* _Available records_
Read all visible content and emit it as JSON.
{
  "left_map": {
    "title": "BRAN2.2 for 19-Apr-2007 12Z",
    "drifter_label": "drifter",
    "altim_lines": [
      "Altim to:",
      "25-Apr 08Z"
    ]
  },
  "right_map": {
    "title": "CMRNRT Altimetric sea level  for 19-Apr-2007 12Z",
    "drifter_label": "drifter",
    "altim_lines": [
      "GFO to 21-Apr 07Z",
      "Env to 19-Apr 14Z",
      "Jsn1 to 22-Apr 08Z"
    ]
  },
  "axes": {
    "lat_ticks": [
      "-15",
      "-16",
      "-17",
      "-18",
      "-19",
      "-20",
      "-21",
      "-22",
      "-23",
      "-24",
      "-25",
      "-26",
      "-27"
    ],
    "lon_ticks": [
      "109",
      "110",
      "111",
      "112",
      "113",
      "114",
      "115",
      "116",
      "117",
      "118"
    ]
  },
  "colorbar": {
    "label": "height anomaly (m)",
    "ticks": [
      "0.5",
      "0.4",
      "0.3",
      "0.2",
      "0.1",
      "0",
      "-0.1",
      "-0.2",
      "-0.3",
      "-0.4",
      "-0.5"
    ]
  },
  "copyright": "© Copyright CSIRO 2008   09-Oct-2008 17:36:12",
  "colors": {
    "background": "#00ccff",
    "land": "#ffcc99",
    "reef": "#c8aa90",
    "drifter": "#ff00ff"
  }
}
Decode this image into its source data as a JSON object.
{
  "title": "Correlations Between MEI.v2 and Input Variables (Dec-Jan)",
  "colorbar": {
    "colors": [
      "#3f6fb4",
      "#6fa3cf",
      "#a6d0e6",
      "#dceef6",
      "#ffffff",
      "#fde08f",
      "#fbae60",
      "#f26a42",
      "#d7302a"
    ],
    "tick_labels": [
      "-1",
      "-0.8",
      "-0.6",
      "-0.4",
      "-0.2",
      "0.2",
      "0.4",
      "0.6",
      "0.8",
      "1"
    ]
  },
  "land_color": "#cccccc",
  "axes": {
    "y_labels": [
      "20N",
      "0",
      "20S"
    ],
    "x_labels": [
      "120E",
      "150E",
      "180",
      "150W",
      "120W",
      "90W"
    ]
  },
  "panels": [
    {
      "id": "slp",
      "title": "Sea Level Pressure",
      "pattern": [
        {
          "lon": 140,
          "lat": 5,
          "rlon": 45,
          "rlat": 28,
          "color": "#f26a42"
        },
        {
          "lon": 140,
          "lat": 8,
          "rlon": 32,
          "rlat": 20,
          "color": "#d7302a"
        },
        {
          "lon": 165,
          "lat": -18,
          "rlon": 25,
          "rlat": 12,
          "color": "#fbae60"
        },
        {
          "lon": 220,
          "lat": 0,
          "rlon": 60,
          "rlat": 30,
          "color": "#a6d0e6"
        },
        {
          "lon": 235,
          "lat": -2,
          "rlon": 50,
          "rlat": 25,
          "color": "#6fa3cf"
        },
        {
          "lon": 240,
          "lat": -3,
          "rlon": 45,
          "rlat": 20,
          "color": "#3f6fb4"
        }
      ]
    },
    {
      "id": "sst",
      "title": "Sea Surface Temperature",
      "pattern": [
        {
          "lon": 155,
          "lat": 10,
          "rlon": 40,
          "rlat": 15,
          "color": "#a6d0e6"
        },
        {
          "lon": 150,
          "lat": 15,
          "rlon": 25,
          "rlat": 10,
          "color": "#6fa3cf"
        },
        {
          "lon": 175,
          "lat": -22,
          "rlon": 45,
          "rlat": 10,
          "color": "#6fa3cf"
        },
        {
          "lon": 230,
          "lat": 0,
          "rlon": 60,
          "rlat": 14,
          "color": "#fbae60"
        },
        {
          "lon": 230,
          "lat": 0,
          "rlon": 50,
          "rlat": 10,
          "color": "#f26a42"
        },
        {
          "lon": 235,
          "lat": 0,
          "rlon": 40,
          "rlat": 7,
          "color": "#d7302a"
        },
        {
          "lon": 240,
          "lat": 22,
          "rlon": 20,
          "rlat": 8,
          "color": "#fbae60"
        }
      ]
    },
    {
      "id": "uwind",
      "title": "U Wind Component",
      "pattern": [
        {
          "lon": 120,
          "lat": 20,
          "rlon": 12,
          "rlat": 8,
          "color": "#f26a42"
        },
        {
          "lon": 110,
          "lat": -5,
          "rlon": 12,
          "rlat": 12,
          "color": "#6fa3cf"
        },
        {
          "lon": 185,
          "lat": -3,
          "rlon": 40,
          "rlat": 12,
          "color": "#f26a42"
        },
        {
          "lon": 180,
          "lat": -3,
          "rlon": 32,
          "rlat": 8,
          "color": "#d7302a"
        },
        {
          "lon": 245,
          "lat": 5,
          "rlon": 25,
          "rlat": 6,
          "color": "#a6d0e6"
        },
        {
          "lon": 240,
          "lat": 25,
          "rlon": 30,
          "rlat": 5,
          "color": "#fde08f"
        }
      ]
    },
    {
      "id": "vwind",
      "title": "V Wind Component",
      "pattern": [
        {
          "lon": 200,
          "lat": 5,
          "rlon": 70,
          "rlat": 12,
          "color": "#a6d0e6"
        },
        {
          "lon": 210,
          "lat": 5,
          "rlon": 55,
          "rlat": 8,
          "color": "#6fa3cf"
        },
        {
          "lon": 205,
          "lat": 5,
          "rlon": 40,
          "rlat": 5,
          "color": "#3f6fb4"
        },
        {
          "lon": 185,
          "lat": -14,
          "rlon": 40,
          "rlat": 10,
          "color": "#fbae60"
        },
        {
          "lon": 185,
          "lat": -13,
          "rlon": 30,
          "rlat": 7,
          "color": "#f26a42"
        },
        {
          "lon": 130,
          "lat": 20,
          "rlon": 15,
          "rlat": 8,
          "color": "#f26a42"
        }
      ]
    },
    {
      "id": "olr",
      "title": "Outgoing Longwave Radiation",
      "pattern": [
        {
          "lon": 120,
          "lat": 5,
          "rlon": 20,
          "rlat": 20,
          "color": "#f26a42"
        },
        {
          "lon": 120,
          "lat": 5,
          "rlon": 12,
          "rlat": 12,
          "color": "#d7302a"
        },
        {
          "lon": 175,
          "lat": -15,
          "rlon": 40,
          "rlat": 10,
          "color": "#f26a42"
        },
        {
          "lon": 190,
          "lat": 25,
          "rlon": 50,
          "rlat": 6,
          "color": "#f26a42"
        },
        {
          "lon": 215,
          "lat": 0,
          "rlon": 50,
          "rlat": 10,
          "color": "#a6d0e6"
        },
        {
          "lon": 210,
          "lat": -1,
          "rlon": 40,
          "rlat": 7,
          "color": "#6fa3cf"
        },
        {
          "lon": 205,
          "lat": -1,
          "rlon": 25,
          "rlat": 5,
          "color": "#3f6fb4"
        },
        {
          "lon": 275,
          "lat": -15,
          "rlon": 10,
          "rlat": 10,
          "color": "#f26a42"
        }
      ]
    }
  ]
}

* _Written task_
Copy out every line from the data above that has "JSON" in it.

* _Exercise result_
Read all visible content and emit it as JSON.
Decode this image into its source data as a JSON object.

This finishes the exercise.